** BEGIN RAW DATA **

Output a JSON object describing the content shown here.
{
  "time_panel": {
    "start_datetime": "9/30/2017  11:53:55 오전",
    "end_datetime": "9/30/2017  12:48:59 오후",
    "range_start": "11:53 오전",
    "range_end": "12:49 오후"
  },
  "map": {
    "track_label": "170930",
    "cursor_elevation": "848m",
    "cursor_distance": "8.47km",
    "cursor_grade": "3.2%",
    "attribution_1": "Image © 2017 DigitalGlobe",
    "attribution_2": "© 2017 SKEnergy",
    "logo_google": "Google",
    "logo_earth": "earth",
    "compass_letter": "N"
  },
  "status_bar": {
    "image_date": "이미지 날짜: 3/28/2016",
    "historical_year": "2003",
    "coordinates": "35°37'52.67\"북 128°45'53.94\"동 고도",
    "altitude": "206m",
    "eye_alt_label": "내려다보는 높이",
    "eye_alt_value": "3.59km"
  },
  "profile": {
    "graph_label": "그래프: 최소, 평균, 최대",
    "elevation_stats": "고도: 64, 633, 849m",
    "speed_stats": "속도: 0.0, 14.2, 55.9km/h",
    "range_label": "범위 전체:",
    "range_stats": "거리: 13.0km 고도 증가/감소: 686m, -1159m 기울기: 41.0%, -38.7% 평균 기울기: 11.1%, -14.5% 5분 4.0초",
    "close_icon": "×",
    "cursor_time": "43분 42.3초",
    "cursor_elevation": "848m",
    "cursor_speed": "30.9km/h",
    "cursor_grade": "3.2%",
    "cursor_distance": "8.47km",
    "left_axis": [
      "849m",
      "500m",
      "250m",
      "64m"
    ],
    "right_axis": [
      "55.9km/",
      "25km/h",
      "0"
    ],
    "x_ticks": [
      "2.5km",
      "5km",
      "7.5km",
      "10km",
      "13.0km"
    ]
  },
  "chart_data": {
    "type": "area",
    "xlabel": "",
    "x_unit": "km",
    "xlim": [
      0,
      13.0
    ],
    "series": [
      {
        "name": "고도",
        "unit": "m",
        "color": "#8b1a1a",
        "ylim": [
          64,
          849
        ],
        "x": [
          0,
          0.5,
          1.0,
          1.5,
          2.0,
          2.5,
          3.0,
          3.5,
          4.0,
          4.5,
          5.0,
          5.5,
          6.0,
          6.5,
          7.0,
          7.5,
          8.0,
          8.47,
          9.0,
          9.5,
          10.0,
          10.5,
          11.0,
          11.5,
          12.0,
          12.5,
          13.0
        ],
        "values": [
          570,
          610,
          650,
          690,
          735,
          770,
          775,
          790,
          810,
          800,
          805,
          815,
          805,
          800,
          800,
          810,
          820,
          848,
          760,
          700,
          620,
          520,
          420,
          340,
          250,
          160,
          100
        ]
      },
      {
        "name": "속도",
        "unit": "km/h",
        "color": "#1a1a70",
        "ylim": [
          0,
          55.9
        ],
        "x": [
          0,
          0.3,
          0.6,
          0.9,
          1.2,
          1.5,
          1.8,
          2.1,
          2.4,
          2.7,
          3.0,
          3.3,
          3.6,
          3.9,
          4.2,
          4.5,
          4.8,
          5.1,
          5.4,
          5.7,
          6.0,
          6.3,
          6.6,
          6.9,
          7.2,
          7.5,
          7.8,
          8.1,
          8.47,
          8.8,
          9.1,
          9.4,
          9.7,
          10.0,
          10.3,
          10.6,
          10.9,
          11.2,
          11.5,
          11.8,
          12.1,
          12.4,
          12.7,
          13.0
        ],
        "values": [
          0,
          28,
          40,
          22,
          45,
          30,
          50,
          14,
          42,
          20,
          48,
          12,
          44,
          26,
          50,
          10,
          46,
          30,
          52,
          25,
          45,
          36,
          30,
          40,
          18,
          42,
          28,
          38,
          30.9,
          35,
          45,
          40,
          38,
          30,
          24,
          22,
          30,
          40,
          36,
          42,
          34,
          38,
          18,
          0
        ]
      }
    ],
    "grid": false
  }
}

** END RAW DATA **

Write out the records shown above, exactly as they appear.

RESULT:
Output a JSON object describing the content shown here.
{
  "time_panel": {
    "start_datetime": "9/30/2017  11:53:55 오전",
    "end_datetime": "9/30/2017  12:48:59 오후",
    "range_start": "11:53 오전",
    "range_end": "12:49 오후"
  },
  "map": {
    "track_label": "170930",
    "cursor_elevation": "848m",
    "cursor_distance": "8.47km",
    "cursor_grade": "3.2%",
    "attribution_1": "Image © 2017 DigitalGlobe",
    "attribution_2": "© 2017 SKEnergy",
    "logo_google": "Google",
    "logo_earth": "earth",
    "compass_letter": "N"
  },
  "status_bar": {
    "image_date": "이미지 날짜: 3/28/2016",
    "historical_year": "2003",
    "coordinates": "35°37'52.67\"북 128°45'53.94\"동 고도",
    "altitude": "206m",
    "eye_alt_label": "내려다보는 높이",
    "eye_alt_value": "3.59km"
  },
  "profile": {
    "graph_label": "그래프: 최소, 평균, 최대",
    "elevation_stats": "고도: 64, 633, 849m",
    "speed_stats": "속도: 0.0, 14.2, 55.9km/h",
    "range_label": "범위 전체:",
    "range_stats": "거리: 13.0km 고도 증가/감소: 686m, -1159m 기울기: 41.0%, -38.7% 평균 기울기: 11.1%, -14.5% 5분 4.0초",
    "close_icon": "×",
    "cursor_time": "43분 42.3초",
    "cursor_elevation": "848m",
    "cursor_speed": "30.9km/h",
    "cursor_grade": "3.2%",
    "cursor_distance": "8.47km",
    "left_axis": [
      "849m",
      "500m",
      "250m",
      "64m"
    ],
    "right_axis": [
      "55.9km/",
      "25km/h",
      "0"
    ],
    "x_ticks": [
      "2.5km",
      "5km",
      "7.5km",
      "10km",
      "13.0km"
    ]
  },
  "chart_data": {
    "type": "area",
    "xlabel": "",
    "x_unit": "km",
    "xlim": [
      0,
      13.0
    ],
    "series": [
      {
        "name": "고도",
        "unit": "m",
        "color": "#8b1a1a",
        "ylim": [
          64,
          849
        ],
        "x": [
          0,
          0.5,
          1.0,
          1.5,
          2.0,
          2.5,
          3.0,
          3.5,
          4.0,
          4.5,
          5.0,
          5.5,
          6.0,
          6.5,
          7.0,
          7.5,
          8.0,
          8.47,
          9.0,
          9.5,
          10.0,
          10.5,
          11.0,
          11.5,
          12.0,
          12.5,
          13.0
        ],
        "values": [
          570,
          610,
          650,
          690,
          735,
          770,
          775,
          790,
          810,
          800,
          805,
          815,
          805,
          800,
          800,
          810,
          820,
          848,
          760,
          700,
          620,
          520,
          420,
          340,
          250,
          160,
          100
        ]
      },
      {
        "name": "속도",
        "unit": "km/h",
        "color": "#1a1a70",
        "ylim": [
          0,
          55.9
        ],
        "x": [
          0,
          0.3,
          0.6,
          0.9,
          1.2,
          1.5,
          1.8,
          2.1,
          2.4,
          2.7,
          3.0,
          3.3,
          3.6,
          3.9,
          4.2,
          4.5,
          4.8,
          5.1,
          5.4,
          5.7,
          6.0,
          6.3,
          6.6,
          6.9,
          7.2,
          7.5,
          7.8,
          8.1,
          8.47,
          8.8,
          9.1,
          9.4,
          9.7,
          10.0,
          10.3,
          10.6,
          10.9,
          11.2,
          11.5,
          11.8,
          12.1,
          12.4,
          12.7,
          13.0
        ],
        "values": [
          0,
          28,
          40,
          22,
          45,
          30,
          50,
          14,
          42,
          20,
          48,
          12,
          44,
          26,
          50,
          10,
          46,
          30,
          52,
          25,
          45,
          36,
          30,
          40,
          18,
          42,
          28,
          38,
          30.9,
          35,
          45,
          40,
          38,
          30,
          24,
          22,
          30,
          40,
          36,
          42,
          34,
          38,
          18,
          0
        ]
      }
    ],
    "grid": false
  }
}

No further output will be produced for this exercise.